* TASK TO COMPLETE:
Return the listing below verbatim. Pictures do not belong in the copy.

(Data extracted from a collection)

start

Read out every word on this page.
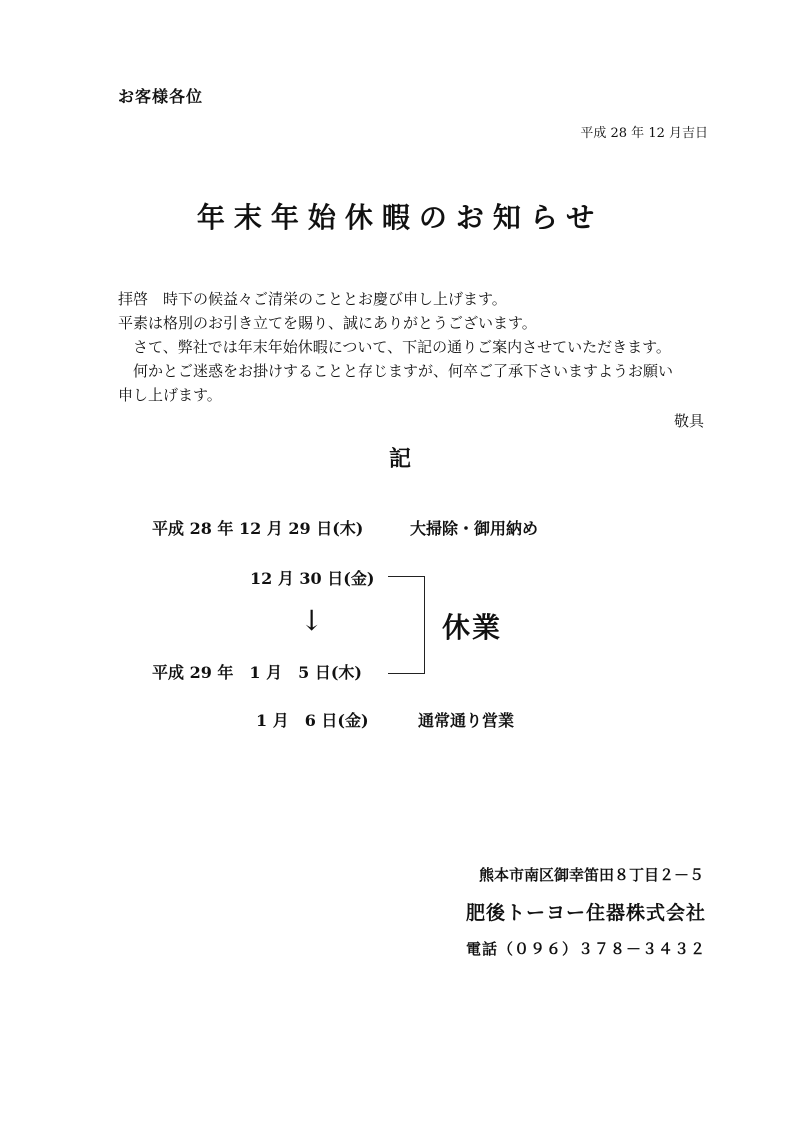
お客様各位
平成 28 年 12 月吉日
年末年始休暇のお知らせ
拝啓　時下の候益々ご清栄のこととお慶び申し上げます。
平素は格別のお引き立てを賜り、誠にありがとうございます。
　さて、弊社では年末年始休暇について、下記の通りご案内させていただきます。
　何かとご迷惑をお掛けすることと存じますが、何卒ご了承下さいますようお願い
申し上げます。
敬具
記
平成 28 年 12 月 29 日(木)	大掃除・御用納め
12 月 30 日(金)
↓
平成 29 年　1 月　5 日(木)
休業
1 月　6 日(金)	通常通り営業
熊本市南区御幸笛田８丁目２－５
肥後トーヨー住器株式会社
電話（０９６）３７８－３４３２
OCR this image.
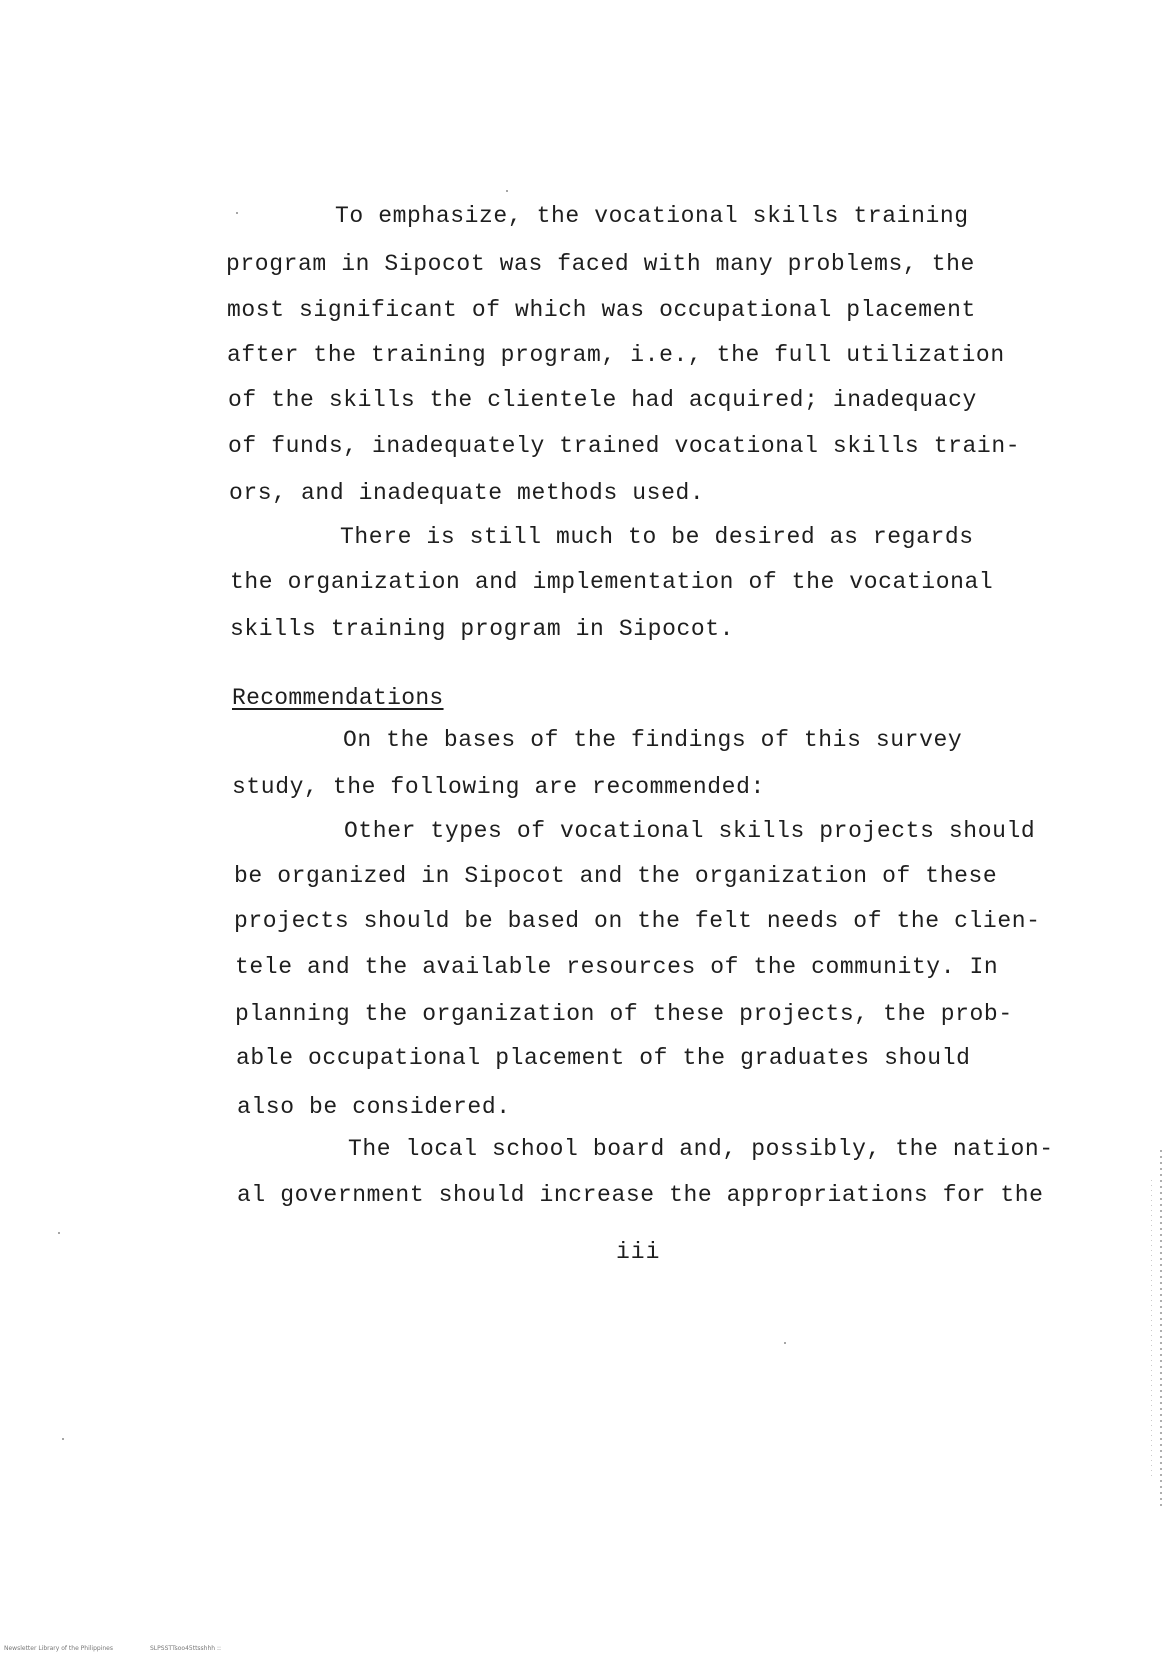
To emphasize, the vocational skills training
program in Sipocot was faced with many problems, the
most significant of which was occupational placement
after the training program, i.e., the full utilization
of the skills the clientele had acquired; inadequacy
of funds, inadequately trained vocational skills train-
ors, and inadequate methods used.
There is still much to be desired as regards
the organization and implementation of the vocational
skills training program in Sipocot.
Recommendations
On the bases of the findings of this survey
study, the following are recommended:
Other types of vocational skills projects should
be organized in Sipocot and the organization of these
projects should be based on the felt needs of the clien-
tele and the available resources of the community. In
planning the organization of these projects, the prob-
able occupational placement of the graduates should
also be considered.
The local school board and, possibly, the nation-
al government should increase the appropriations for the
iii
Newsletter Library of the Philippines	SLPSSTTsoo45ttsshhh ::
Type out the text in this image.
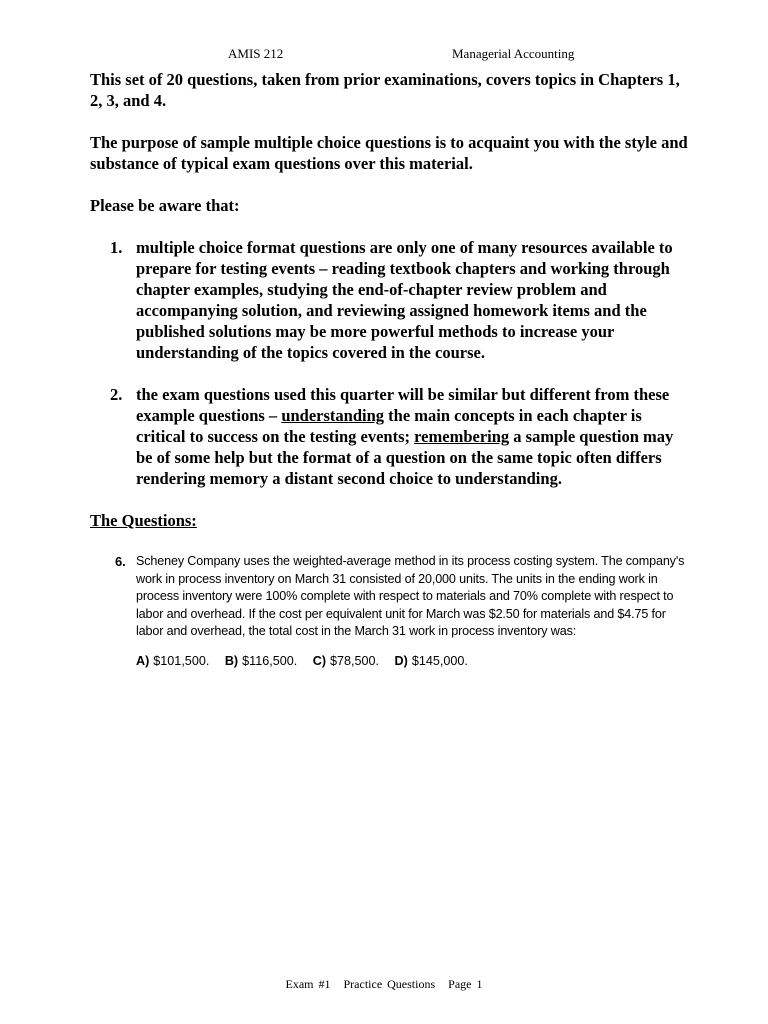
AMIS 212	Managerial Accounting

This set of 20 questions, taken from prior examinations, covers topics in Chapters 1, 2, 3, and 4.

The purpose of sample multiple choice questions is to acquaint you with the style and substance of typical exam questions over this material.

Please be aware that:

1. multiple choice format questions are only one of many resources available to prepare for testing events – reading textbook chapters and working through chapter examples, studying the end-of-chapter review problem and accompanying solution, and reviewing assigned homework items and the published solutions may be more powerful methods to increase your understanding of the topics covered in the course.
2. the exam questions used this quarter will be similar but different from these example questions – understanding the main concepts in each chapter is critical to success on the testing events; remembering a sample question may be of some help but the format of a question on the same topic often differs rendering memory a distant second choice to understanding.

The Questions:

6. Scheney Company uses the weighted-average method in its process costing system. The company's work in process inventory on March 31 consisted of 20,000 units. The units in the ending work in process inventory were 100% complete with respect to materials and 70% complete with respect to labor and overhead. If the cost per equivalent unit for March was $2.50 for materials and $4.75 for labor and overhead, the total cost in the March 31 work in process inventory was:
A) $101,500. B) $116,500. C) $78,500. D) $145,000.
Exam #1 Practice Questions Page 1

end

* RESPONSE TO THIS TASK:
Read out every word on this page.
お客様各位
平成 28 年 12 月吉日
年末年始休暇のお知らせ
拝啓　時下の候益々ご清栄のこととお慶び申し上げます。
平素は格別のお引き立てを賜り、誠にありがとうございます。
　さて、弊社では年末年始休暇について、下記の通りご案内させていただきます。
　何かとご迷惑をお掛けすることと存じますが、何卒ご了承下さいますようお願い
申し上げます。
敬具
記
平成 28 年 12 月 29 日(木)	大掃除・御用納め
12 月 30 日(金)
↓
平成 29 年　1 月　5 日(木)
休業
1 月　6 日(金)	通常通り営業
熊本市南区御幸笛田８丁目２－５
肥後トーヨー住器株式会社
電話（０９６）３７８－３４３２
OCR this image.
To emphasize, the vocational skills training
program in Sipocot was faced with many problems, the
most significant of which was occupational placement
after the training program, i.e., the full utilization
of the skills the clientele had acquired; inadequacy
of funds, inadequately trained vocational skills train-
ors, and inadequate methods used.
There is still much to be desired as regards
the organization and implementation of the vocational
skills training program in Sipocot.
Recommendations
On the bases of the findings of this survey
study, the following are recommended:
Other types of vocational skills projects should
be organized in Sipocot and the organization of these
projects should be based on the felt needs of the clien-
tele and the available resources of the community. In
planning the organization of these projects, the prob-
able occupational placement of the graduates should
also be considered.
The local school board and, possibly, the nation-
al government should increase the appropriations for the
iii
Newsletter Library of the Philippines	SLPSSTTsoo45ttsshhh ::
Type out the text in this image.
AMIS 212	Managerial Accounting

This set of 20 questions, taken from prior examinations, covers topics in Chapters 1, 2, 3, and 4.

The purpose of sample multiple choice questions is to acquaint you with the style and substance of typical exam questions over this material.

Please be aware that:

1. multiple choice format questions are only one of many resources available to prepare for testing events – reading textbook chapters and working through chapter examples, studying the end-of-chapter review problem and accompanying solution, and reviewing assigned homework items and the published solutions may be more powerful methods to increase your understanding of the topics covered in the course.
2. the exam questions used this quarter will be similar but different from these example questions – understanding the main concepts in each chapter is critical to success on the testing events; remembering a sample question may be of some help but the format of a question on the same topic often differs rendering memory a distant second choice to understanding.

The Questions:

6. Scheney Company uses the weighted-average method in its process costing system. The company's work in process inventory on March 31 consisted of 20,000 units. The units in the ending work in process inventory were 100% complete with respect to materials and 70% complete with respect to labor and overhead. If the cost per equivalent unit for March was $2.50 for materials and $4.75 for labor and overhead, the total cost in the March 31 work in process inventory was:
A) $101,500. B) $116,500. C) $78,500. D) $145,000.
Exam #1 Practice Questions Page 1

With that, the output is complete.